━━━━━ Quoted passage

Tuesday, December 30, 2008

Hawks of Winter

My dad often drives around the plains near Denver, and noted that the bare trees made for excellent hawk watching. He enlisted me and my 300 mm zoom lens, and last Saturday we went hawk hunting! Our first few finds were cute little sparrow hawks, (technically the American Kestrel) but they proved very skittish, often booking at first sight of my camera.

I found that trying to photograph birds who don't want to be photographed can be very difficult. Especially as my zoom lens can take quite a while to focus. By the time things were ready, as often as not the bird was gone. Luckily though, this gorgeous young Buteo, likely a Swainson's hawk,(edit: We have reclassified this guy as a Ferruginous Hawk) stuck around on his telephone poll long enough for me to get pretty close. He was talking to me as I closed the distance, probably saying "if you get closer I'm flying away!"

The last one we saw didn't stick around either, but still gave us a good glimpse as he soared away.

━━━━━━━━━━

Given instruction A:
Answer these questions from the hawk-watching post:
(i) What focal length is the zoom lens the writer brought along?
(ii) What technical name does the post give for the sparrow hawks?
(iii) As what kind of hawk was the young Buteo reclassified?
Given instruction B: Write out word for word the part of the hawk-watching post that opens with the words containing "I found that" and closes with "he soared away.".

━━━━━ Material shown

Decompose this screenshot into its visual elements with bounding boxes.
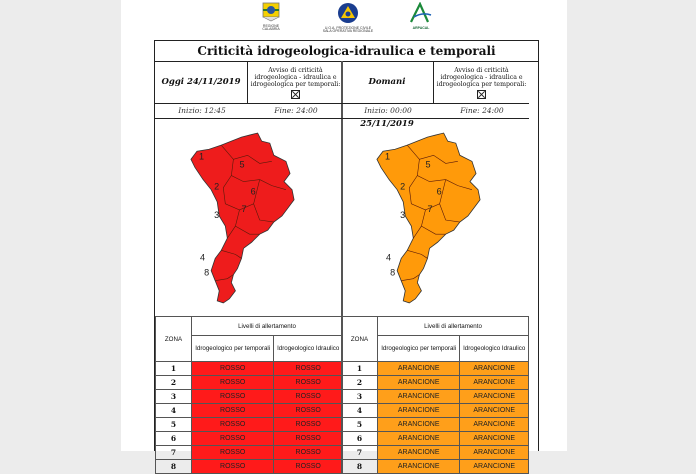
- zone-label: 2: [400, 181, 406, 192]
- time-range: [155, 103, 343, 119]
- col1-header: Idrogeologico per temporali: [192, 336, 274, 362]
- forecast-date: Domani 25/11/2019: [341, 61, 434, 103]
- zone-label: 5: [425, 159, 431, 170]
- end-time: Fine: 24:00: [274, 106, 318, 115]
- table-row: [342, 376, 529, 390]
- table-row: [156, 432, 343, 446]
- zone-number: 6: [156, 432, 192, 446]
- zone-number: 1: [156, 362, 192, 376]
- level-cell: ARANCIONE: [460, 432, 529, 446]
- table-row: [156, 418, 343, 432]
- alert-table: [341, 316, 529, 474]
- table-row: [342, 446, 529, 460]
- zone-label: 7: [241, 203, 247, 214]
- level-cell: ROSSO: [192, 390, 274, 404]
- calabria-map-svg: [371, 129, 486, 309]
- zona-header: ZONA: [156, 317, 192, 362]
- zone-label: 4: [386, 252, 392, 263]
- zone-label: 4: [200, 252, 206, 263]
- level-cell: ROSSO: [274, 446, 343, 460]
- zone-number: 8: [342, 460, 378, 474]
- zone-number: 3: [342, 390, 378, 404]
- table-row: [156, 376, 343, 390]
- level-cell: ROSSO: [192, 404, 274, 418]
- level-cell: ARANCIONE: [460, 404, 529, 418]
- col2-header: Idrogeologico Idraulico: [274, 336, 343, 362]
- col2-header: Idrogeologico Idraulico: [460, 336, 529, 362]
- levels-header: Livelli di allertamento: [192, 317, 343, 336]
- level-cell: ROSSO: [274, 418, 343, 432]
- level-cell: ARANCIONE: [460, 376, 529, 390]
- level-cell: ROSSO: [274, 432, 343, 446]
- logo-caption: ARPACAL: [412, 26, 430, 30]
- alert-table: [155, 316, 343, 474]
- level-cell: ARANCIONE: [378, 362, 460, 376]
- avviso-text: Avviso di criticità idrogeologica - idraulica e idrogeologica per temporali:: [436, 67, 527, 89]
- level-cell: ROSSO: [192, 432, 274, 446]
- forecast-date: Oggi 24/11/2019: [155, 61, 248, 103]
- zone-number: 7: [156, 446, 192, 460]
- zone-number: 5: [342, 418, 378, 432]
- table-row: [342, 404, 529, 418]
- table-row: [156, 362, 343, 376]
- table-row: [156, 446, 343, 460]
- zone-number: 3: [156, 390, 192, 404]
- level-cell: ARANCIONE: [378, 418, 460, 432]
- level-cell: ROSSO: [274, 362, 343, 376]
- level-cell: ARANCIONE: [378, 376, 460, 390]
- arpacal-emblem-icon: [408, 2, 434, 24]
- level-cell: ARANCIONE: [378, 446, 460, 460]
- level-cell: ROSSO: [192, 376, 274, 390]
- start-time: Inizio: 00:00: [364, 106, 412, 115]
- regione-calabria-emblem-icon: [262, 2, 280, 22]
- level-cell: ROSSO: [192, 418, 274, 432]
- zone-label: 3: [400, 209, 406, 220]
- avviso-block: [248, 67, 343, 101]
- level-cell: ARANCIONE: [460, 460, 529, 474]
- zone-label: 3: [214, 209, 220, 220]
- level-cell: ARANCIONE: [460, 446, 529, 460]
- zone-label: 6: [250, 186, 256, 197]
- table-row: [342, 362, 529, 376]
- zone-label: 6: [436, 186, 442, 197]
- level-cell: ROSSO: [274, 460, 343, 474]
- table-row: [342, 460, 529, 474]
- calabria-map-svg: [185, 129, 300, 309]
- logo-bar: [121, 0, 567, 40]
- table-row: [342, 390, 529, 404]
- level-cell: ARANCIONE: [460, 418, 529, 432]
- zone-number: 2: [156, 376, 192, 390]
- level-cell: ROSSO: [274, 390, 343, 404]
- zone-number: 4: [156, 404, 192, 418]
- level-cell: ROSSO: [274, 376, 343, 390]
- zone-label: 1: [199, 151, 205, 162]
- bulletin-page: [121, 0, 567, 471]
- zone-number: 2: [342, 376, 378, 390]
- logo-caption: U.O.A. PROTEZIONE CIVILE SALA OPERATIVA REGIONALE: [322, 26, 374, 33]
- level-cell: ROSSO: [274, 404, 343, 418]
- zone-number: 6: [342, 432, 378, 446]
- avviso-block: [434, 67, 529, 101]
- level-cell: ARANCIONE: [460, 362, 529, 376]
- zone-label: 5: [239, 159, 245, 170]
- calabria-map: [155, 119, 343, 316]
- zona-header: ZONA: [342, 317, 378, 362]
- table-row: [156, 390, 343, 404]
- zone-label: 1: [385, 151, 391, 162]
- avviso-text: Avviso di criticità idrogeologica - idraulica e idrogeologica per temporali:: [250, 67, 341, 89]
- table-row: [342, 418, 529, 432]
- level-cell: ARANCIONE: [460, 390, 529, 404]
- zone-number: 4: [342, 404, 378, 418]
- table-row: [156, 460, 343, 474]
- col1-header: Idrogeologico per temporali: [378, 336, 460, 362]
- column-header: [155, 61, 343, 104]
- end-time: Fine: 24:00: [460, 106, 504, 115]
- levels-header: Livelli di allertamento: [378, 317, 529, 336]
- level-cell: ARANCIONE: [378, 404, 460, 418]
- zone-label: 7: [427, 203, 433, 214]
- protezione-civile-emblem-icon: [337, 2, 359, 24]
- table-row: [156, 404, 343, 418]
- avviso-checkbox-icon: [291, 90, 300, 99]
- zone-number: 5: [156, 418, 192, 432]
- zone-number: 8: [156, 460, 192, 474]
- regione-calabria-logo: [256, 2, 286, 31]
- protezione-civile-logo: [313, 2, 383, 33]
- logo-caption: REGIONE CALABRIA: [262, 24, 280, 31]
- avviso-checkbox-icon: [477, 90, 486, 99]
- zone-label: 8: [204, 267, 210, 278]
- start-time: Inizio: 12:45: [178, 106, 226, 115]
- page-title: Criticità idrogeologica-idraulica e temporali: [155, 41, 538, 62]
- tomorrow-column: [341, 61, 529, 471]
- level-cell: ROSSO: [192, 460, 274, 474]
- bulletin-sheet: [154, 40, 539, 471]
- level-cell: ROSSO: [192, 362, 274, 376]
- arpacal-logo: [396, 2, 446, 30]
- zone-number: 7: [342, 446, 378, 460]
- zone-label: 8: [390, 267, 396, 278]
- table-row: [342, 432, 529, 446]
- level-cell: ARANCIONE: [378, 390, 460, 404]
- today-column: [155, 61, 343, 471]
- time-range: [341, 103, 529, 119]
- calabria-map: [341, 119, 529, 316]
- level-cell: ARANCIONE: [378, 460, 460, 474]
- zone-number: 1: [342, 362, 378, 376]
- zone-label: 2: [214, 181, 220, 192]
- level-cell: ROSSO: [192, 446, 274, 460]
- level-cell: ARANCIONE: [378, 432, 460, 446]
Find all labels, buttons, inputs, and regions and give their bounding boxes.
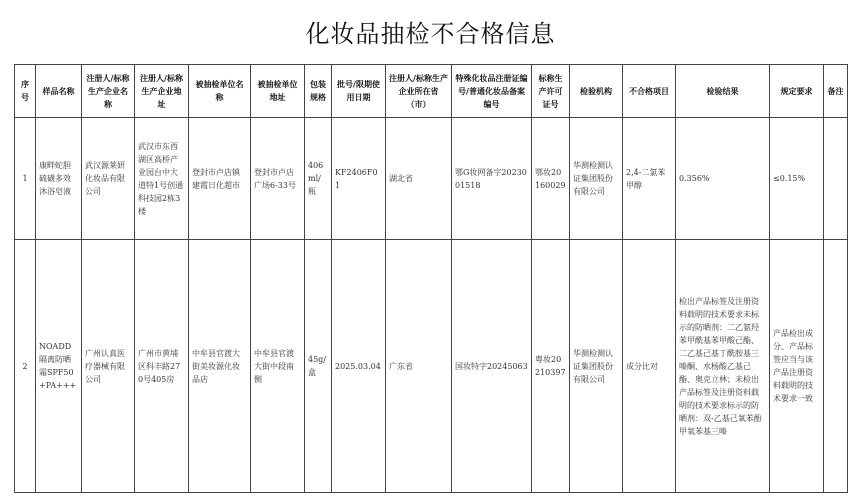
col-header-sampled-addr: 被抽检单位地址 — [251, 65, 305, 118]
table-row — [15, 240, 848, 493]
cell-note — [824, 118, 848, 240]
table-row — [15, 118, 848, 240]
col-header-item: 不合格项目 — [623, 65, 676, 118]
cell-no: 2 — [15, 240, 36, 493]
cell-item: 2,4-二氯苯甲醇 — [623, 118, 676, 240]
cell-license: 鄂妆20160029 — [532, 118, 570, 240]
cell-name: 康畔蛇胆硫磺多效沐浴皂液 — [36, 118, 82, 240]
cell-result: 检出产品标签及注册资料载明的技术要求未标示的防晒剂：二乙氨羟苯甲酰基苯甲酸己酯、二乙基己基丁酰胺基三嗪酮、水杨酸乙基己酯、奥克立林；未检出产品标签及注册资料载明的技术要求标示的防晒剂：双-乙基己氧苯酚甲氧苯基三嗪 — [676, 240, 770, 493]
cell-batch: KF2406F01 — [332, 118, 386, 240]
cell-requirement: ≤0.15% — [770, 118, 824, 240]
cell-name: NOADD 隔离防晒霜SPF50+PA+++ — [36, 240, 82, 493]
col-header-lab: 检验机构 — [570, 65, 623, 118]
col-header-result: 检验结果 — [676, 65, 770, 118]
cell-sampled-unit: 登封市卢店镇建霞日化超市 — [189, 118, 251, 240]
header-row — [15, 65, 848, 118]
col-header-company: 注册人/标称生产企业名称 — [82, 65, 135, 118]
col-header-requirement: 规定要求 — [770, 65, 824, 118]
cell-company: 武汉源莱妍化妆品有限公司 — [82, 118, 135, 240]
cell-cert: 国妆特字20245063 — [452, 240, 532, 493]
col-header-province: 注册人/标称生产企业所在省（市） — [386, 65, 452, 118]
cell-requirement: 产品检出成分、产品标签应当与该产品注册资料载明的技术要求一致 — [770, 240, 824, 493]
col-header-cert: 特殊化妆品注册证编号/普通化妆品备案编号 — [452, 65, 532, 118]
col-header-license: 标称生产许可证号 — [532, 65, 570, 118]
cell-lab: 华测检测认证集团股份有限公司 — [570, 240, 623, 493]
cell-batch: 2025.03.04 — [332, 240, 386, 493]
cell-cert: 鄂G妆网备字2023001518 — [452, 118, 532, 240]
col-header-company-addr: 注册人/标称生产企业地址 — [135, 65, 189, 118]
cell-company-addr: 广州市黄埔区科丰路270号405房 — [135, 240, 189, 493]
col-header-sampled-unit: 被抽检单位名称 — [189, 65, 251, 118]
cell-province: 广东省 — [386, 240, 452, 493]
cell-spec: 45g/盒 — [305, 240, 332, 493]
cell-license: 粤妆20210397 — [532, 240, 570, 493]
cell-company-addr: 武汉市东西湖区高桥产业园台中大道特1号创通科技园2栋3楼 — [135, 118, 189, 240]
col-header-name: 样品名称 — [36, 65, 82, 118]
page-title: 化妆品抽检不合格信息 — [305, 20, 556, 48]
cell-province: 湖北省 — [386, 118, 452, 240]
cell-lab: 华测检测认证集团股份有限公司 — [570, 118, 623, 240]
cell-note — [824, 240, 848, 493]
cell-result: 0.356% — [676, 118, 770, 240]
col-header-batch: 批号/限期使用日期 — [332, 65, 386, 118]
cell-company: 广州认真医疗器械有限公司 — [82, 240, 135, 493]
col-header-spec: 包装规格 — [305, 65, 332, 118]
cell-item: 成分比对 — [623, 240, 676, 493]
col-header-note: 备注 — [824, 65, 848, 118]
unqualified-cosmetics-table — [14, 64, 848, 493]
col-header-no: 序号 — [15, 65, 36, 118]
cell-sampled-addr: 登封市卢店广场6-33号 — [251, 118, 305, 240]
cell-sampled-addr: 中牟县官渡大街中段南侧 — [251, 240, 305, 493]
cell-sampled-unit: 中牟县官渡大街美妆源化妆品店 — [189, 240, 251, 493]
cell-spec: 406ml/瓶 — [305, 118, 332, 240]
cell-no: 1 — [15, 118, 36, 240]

━━━━━━━━━━

Full output A:
(i) 300 mm
(ii) The American Kestrel
(iii) A Ferruginous Hawk

Full output B:
I found that trying to photograph birds who don't want to be photographed can be very difficult. Especially as my zoom lens can take quite a while to focus. By the time things were ready, as often as not the bird was gone. Luckily though, this gorgeous young Buteo, likely a Swainson's hawk,(edit: We have reclassified this guy as a Ferruginous Hawk) stuck around on his telephone poll long enough for me to get pretty close. He was talking to me as I closed the distance, probably saying "if you get closer I'm flying away!"

The last one we saw didn't stick around either, but still gave us a good glimpse as he soared away.